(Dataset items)
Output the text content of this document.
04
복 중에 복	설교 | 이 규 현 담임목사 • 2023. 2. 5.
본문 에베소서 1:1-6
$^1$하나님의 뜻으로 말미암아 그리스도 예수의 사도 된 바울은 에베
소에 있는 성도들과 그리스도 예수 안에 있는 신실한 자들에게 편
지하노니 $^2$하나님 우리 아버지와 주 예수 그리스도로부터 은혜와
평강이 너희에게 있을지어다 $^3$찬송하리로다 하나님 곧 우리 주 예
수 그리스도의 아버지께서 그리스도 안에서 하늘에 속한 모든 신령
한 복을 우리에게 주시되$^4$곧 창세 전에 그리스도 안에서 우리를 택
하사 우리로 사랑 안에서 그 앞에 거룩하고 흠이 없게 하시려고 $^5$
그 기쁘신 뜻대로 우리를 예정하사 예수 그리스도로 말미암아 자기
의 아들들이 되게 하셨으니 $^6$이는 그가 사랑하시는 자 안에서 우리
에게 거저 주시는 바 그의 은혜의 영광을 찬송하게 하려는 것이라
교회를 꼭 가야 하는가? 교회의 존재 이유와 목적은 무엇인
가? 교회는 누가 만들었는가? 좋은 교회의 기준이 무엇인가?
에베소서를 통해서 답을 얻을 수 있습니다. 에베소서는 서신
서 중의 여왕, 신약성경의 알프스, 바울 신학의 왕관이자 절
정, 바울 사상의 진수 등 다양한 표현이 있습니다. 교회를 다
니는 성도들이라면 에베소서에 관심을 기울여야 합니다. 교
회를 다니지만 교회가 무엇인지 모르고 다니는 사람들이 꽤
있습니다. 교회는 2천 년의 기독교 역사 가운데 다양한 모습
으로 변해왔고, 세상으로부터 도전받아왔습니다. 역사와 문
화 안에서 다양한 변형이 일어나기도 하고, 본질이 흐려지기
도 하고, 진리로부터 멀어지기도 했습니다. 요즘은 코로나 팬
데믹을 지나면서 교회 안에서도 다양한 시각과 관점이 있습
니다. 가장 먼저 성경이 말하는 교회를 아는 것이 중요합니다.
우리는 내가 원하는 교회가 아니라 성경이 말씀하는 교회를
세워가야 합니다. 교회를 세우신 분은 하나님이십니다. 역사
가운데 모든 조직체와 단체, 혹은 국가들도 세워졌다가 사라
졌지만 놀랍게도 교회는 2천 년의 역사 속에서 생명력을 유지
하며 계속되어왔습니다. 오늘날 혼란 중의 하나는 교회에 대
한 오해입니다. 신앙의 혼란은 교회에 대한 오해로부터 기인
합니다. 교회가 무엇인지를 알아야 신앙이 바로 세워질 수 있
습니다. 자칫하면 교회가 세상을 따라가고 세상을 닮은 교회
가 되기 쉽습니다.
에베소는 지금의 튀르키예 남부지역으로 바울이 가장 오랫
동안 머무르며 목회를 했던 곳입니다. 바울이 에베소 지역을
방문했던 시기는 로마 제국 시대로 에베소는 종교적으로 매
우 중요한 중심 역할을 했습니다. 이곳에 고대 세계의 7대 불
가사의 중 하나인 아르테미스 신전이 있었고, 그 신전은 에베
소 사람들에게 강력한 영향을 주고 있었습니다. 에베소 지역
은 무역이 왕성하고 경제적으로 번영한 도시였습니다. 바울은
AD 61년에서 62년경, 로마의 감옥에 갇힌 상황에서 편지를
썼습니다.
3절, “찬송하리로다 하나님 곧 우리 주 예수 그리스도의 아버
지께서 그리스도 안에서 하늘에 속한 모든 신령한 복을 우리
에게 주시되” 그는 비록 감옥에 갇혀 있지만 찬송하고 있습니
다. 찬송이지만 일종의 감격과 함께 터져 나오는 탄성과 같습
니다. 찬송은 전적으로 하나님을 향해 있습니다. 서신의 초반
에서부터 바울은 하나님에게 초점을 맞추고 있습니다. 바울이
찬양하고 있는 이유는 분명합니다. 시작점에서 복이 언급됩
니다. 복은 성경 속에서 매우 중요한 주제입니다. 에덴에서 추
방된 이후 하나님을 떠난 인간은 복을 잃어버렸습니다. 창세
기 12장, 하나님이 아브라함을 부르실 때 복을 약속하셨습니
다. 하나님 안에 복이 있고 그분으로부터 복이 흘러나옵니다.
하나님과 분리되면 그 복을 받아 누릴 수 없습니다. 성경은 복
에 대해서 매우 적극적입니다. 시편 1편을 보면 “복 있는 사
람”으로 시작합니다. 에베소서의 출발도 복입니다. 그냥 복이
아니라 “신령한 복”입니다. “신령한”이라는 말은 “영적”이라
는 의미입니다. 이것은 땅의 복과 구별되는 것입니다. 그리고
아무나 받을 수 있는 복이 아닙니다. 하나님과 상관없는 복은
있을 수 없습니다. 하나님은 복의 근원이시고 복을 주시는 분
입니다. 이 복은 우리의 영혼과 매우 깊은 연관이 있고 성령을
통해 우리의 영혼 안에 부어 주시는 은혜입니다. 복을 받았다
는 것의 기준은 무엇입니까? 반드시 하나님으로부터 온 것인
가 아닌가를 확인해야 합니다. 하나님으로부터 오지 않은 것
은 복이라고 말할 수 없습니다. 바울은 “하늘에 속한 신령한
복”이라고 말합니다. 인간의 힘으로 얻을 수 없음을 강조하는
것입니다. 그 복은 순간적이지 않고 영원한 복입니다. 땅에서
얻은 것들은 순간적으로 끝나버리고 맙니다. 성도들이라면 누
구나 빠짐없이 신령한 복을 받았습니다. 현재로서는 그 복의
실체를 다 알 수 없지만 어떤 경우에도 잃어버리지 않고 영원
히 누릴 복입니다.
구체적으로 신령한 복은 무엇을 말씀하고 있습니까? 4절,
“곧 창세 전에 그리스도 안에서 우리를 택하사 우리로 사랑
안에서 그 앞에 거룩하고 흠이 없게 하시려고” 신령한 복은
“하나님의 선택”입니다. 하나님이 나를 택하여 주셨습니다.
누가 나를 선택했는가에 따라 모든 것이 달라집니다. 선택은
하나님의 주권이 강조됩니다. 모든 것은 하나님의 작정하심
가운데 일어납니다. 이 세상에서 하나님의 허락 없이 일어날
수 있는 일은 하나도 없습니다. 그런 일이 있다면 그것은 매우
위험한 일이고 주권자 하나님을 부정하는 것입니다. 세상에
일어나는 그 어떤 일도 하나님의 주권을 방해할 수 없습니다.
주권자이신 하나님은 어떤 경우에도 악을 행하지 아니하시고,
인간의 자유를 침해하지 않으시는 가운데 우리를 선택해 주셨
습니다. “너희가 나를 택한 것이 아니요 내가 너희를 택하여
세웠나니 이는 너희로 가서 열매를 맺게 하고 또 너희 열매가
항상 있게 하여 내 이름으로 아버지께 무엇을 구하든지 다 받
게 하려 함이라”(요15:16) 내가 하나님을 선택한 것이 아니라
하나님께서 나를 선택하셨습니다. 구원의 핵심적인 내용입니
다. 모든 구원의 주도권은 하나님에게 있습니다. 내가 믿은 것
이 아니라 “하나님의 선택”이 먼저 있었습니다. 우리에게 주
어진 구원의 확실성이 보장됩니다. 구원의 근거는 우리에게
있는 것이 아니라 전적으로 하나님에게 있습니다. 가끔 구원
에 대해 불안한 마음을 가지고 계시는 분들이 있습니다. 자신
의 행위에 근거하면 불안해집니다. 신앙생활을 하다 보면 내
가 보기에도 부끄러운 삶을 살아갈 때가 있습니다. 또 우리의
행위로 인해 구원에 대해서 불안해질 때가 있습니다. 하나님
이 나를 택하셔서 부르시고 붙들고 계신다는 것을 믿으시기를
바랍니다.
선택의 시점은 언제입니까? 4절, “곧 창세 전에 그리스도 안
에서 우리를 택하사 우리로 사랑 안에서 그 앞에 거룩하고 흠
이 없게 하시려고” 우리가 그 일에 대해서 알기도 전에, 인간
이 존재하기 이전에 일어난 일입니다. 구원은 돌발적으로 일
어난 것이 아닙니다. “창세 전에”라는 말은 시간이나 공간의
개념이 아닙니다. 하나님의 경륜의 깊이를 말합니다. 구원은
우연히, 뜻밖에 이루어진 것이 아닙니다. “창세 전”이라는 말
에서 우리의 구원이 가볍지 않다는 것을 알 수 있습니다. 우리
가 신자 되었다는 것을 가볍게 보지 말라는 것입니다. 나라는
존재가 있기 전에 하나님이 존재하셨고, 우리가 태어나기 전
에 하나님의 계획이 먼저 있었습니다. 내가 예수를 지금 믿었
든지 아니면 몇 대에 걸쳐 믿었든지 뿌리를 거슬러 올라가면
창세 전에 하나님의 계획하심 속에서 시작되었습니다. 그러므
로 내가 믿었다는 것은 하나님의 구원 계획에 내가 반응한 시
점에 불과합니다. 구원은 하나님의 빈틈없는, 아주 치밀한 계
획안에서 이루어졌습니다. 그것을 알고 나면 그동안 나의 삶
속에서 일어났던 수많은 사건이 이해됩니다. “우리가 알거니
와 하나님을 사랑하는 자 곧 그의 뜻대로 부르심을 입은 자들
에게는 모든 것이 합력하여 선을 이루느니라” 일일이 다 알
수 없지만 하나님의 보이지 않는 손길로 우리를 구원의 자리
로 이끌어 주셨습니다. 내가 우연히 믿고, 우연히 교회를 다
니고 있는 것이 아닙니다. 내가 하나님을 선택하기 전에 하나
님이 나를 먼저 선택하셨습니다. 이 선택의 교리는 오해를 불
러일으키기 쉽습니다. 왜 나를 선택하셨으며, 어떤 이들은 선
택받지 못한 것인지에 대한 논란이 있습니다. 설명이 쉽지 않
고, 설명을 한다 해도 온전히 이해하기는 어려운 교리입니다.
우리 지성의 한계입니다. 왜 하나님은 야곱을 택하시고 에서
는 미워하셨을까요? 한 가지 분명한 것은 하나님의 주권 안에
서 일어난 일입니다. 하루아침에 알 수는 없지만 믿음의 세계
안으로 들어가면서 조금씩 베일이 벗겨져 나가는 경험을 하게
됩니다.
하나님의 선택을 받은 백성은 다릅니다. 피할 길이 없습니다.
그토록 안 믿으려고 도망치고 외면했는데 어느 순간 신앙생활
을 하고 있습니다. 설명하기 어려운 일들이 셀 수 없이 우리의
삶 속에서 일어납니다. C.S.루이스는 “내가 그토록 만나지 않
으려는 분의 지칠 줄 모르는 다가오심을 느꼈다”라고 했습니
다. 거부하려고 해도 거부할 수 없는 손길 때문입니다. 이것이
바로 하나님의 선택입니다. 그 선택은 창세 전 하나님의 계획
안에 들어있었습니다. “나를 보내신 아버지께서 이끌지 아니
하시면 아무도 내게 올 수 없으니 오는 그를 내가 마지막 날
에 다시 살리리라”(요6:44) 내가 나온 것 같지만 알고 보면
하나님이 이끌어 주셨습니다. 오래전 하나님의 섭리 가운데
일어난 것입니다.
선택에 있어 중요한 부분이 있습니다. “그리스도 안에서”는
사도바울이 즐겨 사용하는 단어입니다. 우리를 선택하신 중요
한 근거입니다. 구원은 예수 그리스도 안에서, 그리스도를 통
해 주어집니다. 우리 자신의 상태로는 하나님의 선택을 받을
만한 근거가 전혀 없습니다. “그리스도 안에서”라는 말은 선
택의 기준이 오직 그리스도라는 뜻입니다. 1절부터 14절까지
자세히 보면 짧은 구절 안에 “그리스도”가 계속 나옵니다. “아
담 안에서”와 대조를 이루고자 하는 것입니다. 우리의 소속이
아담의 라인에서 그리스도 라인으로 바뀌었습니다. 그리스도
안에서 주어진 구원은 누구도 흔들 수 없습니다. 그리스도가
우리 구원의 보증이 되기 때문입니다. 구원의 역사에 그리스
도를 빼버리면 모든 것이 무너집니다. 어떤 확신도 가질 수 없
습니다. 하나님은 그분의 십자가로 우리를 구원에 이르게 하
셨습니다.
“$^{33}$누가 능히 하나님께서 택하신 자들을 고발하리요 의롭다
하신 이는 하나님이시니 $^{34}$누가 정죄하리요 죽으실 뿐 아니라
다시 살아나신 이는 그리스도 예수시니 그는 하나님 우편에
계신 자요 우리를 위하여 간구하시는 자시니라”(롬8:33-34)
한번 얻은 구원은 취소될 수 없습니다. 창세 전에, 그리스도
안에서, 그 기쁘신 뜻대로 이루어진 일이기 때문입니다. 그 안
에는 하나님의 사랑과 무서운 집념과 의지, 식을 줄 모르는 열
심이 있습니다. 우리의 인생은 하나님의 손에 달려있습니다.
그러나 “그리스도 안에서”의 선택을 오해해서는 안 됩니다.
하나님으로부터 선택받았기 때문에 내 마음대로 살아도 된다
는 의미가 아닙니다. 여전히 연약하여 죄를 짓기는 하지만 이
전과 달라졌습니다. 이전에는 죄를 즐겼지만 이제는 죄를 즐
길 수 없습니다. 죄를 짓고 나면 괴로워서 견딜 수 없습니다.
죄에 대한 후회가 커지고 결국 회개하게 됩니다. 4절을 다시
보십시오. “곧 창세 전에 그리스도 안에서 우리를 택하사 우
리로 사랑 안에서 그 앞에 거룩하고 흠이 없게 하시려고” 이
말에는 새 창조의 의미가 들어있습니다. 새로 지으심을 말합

TASK DIRECTIONS: Copy down every line of the material above that includes the string "아버지께서".

REPLY TO THE EXERCISE:
수 그리스도의 아버지께서 그리스도 안에서 하늘에 속한 모든 신령
안에 들어있었습니다. “나를 보내신 아버지께서 이끌지 아니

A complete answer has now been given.